* _The request_
Reproduce all entries precisely as they are written.

* _Provided entries_

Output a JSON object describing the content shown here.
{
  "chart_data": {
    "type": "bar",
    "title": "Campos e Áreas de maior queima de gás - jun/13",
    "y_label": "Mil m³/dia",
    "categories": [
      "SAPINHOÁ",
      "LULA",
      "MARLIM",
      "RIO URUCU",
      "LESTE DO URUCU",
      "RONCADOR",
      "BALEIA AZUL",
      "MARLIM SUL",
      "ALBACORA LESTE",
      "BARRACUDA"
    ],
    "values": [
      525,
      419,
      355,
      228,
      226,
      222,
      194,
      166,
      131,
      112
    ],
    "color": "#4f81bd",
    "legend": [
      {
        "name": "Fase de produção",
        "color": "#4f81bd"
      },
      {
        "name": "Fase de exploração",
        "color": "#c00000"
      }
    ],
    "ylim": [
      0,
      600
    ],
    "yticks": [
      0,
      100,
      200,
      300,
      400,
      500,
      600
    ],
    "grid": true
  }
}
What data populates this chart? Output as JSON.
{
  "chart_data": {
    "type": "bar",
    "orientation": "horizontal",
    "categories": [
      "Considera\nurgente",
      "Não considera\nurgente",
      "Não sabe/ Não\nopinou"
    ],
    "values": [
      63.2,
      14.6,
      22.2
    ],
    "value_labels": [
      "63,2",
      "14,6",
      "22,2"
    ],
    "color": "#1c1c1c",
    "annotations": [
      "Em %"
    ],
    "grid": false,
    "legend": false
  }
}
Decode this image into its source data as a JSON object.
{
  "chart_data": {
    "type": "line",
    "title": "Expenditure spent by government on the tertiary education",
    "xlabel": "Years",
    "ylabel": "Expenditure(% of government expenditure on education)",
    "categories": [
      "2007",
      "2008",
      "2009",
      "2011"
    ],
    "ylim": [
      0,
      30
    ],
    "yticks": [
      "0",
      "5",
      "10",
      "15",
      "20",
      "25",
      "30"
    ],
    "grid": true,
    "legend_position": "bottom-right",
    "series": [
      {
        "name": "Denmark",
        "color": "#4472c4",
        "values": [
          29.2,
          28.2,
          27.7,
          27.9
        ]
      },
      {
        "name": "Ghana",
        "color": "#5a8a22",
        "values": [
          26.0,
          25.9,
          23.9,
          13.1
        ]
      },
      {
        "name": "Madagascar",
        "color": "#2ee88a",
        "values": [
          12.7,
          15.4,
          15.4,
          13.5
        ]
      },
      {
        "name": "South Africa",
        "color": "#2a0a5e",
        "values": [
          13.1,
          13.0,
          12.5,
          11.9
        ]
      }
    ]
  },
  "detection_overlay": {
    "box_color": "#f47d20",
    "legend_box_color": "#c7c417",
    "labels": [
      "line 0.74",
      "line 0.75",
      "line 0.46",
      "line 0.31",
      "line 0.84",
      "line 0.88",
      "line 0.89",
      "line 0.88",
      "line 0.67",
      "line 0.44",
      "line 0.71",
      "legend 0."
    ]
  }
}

* _The result_
Output a JSON object describing the content shown here.
{
  "chart_data": {
    "type": "bar",
    "title": "Campos e Áreas de maior queima de gás - jun/13",
    "y_label": "Mil m³/dia",
    "categories": [
      "SAPINHOÁ",
      "LULA",
      "MARLIM",
      "RIO URUCU",
      "LESTE DO URUCU",
      "RONCADOR",
      "BALEIA AZUL",
      "MARLIM SUL",
      "ALBACORA LESTE",
      "BARRACUDA"
    ],
    "values": [
      525,
      419,
      355,
      228,
      226,
      222,
      194,
      166,
      131,
      112
    ],
    "color": "#4f81bd",
    "legend": [
      {
        "name": "Fase de produção",
        "color": "#4f81bd"
      },
      {
        "name": "Fase de exploração",
        "color": "#c00000"
      }
    ],
    "ylim": [
      0,
      600
    ],
    "yticks": [
      0,
      100,
      200,
      300,
      400,
      500,
      600
    ],
    "grid": true
  }
}
What data populates this chart? Output as JSON.
{
  "chart_data": {
    "type": "bar",
    "orientation": "horizontal",
    "categories": [
      "Considera\nurgente",
      "Não considera\nurgente",
      "Não sabe/ Não\nopinou"
    ],
    "values": [
      63.2,
      14.6,
      22.2
    ],
    "value_labels": [
      "63,2",
      "14,6",
      "22,2"
    ],
    "color": "#1c1c1c",
    "annotations": [
      "Em %"
    ],
    "grid": false,
    "legend": false
  }
}
Decode this image into its source data as a JSON object.
{
  "chart_data": {
    "type": "line",
    "title": "Expenditure spent by government on the tertiary education",
    "xlabel": "Years",
    "ylabel": "Expenditure(% of government expenditure on education)",
    "categories": [
      "2007",
      "2008",
      "2009",
      "2011"
    ],
    "ylim": [
      0,
      30
    ],
    "yticks": [
      "0",
      "5",
      "10",
      "15",
      "20",
      "25",
      "30"
    ],
    "grid": true,
    "legend_position": "bottom-right",
    "series": [
      {
        "name": "Denmark",
        "color": "#4472c4",
        "values": [
          29.2,
          28.2,
          27.7,
          27.9
        ]
      },
      {
        "name": "Ghana",
        "color": "#5a8a22",
        "values": [
          26.0,
          25.9,
          23.9,
          13.1
        ]
      },
      {
        "name": "Madagascar",
        "color": "#2ee88a",
        "values": [
          12.7,
          15.4,
          15.4,
          13.5
        ]
      },
      {
        "name": "South Africa",
        "color": "#2a0a5e",
        "values": [
          13.1,
          13.0,
          12.5,
          11.9
        ]
      }
    ]
  },
  "detection_overlay": {
    "box_color": "#f47d20",
    "legend_box_color": "#c7c417",
    "labels": [
      "line 0.74",
      "line 0.75",
      "line 0.46",
      "line 0.31",
      "line 0.84",
      "line 0.88",
      "line 0.89",
      "line 0.88",
      "line 0.67",
      "line 0.44",
      "line 0.71",
      "legend 0."
    ]
  }
}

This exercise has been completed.